- _Aim_
Restate the records that follow word for word; no pictures should appear.

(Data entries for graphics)
- - - -

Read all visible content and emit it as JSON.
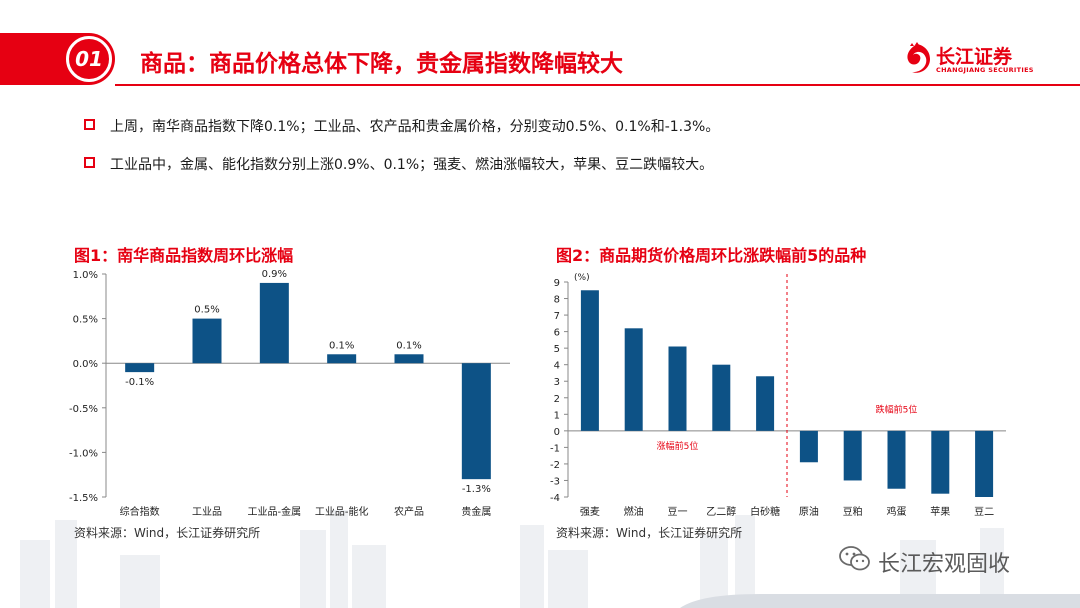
{
  "header": {
    "badge": "01",
    "title": "商品：商品价格总体下降，贵金属指数降幅较大"
  },
  "logo": {
    "cn": "长江证券",
    "en": "CHANGJIANG SECURITIES"
  },
  "bullets": [
    "上周，南华商品指数下降0.1%；工业品、农产品和贵金属价格，分别变动0.5%、0.1%和-1.3%。",
    "工业品中，金属、能化指数分别上涨0.9%、0.1%；强麦、燃油涨幅较大，苹果、豆二跌幅较大。"
  ],
  "chart1": {
    "title": "图1：南华商品指数周环比涨幅",
    "source": "资料来源：Wind，长江证券研究所"
  },
  "chart2": {
    "title": "图2：商品期货价格周环比涨跌幅前5的品种",
    "source": "资料来源：Wind，长江证券研究所"
  },
  "watermark": "长江宏观固收",
  "colors": {
    "accent": "#e60012",
    "bar": "#0d5286",
    "divider": "#e60012"
  },
  "chart_data": [
    {
      "type": "bar",
      "title": "图1：南华商品指数周环比涨幅",
      "categories": [
        "综合指数",
        "工业品",
        "工业品-金属",
        "工业品-能化",
        "农产品",
        "贵金属"
      ],
      "values": [
        -0.1,
        0.5,
        0.9,
        0.1,
        0.1,
        -1.3
      ],
      "data_labels": [
        "-0.1%",
        "0.5%",
        "0.9%",
        "0.1%",
        "0.1%",
        "-1.3%"
      ],
      "yticks": [
        "-1.5%",
        "-1.0%",
        "-0.5%",
        "0.0%",
        "0.5%",
        "1.0%"
      ],
      "ylim": [
        -1.5,
        1.0
      ],
      "grid": false
    },
    {
      "type": "bar",
      "title": "图2：商品期货价格周环比涨跌幅前5的品种",
      "categories": [
        "强麦",
        "燃油",
        "豆一",
        "乙二醇",
        "白砂糖",
        "原油",
        "豆粕",
        "鸡蛋",
        "苹果",
        "豆二"
      ],
      "values": [
        8.5,
        6.2,
        5.1,
        4.0,
        3.3,
        -1.9,
        -3.0,
        -3.5,
        -3.8,
        -4.0
      ],
      "ylabel": "(%)",
      "yticks": [
        "-4",
        "-3",
        "-2",
        "-1",
        "0",
        "1",
        "2",
        "3",
        "4",
        "5",
        "6",
        "7",
        "8",
        "9"
      ],
      "ylim": [
        -4,
        9
      ],
      "annotations": [
        "涨幅前5位",
        "跌幅前5位"
      ],
      "grid": false
    }
  ]
}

- - - -

- _Reply_
Read all visible content and emit it as JSON.
{
  "header": {
    "badge": "01",
    "title": "商品：商品价格总体下降，贵金属指数降幅较大"
  },
  "logo": {
    "cn": "长江证券",
    "en": "CHANGJIANG SECURITIES"
  },
  "bullets": [
    "上周，南华商品指数下降0.1%；工业品、农产品和贵金属价格，分别变动0.5%、0.1%和-1.3%。",
    "工业品中，金属、能化指数分别上涨0.9%、0.1%；强麦、燃油涨幅较大，苹果、豆二跌幅较大。"
  ],
  "chart1": {
    "title": "图1：南华商品指数周环比涨幅",
    "source": "资料来源：Wind，长江证券研究所"
  },
  "chart2": {
    "title": "图2：商品期货价格周环比涨跌幅前5的品种",
    "source": "资料来源：Wind，长江证券研究所"
  },
  "watermark": "长江宏观固收",
  "colors": {
    "accent": "#e60012",
    "bar": "#0d5286",
    "divider": "#e60012"
  },
  "chart_data": [
    {
      "type": "bar",
      "title": "图1：南华商品指数周环比涨幅",
      "categories": [
        "综合指数",
        "工业品",
        "工业品-金属",
        "工业品-能化",
        "农产品",
        "贵金属"
      ],
      "values": [
        -0.1,
        0.5,
        0.9,
        0.1,
        0.1,
        -1.3
      ],
      "data_labels": [
        "-0.1%",
        "0.5%",
        "0.9%",
        "0.1%",
        "0.1%",
        "-1.3%"
      ],
      "yticks": [
        "-1.5%",
        "-1.0%",
        "-0.5%",
        "0.0%",
        "0.5%",
        "1.0%"
      ],
      "ylim": [
        -1.5,
        1.0
      ],
      "grid": false
    },
    {
      "type": "bar",
      "title": "图2：商品期货价格周环比涨跌幅前5的品种",
      "categories": [
        "强麦",
        "燃油",
        "豆一",
        "乙二醇",
        "白砂糖",
        "原油",
        "豆粕",
        "鸡蛋",
        "苹果",
        "豆二"
      ],
      "values": [
        8.5,
        6.2,
        5.1,
        4.0,
        3.3,
        -1.9,
        -3.0,
        -3.5,
        -3.8,
        -4.0
      ],
      "ylabel": "(%)",
      "yticks": [
        "-4",
        "-3",
        "-2",
        "-1",
        "0",
        "1",
        "2",
        "3",
        "4",
        "5",
        "6",
        "7",
        "8",
        "9"
      ],
      "ylim": [
        -4,
        9
      ],
      "annotations": [
        "涨幅前5位",
        "跌幅前5位"
      ],
      "grid": false
    }
  ]
}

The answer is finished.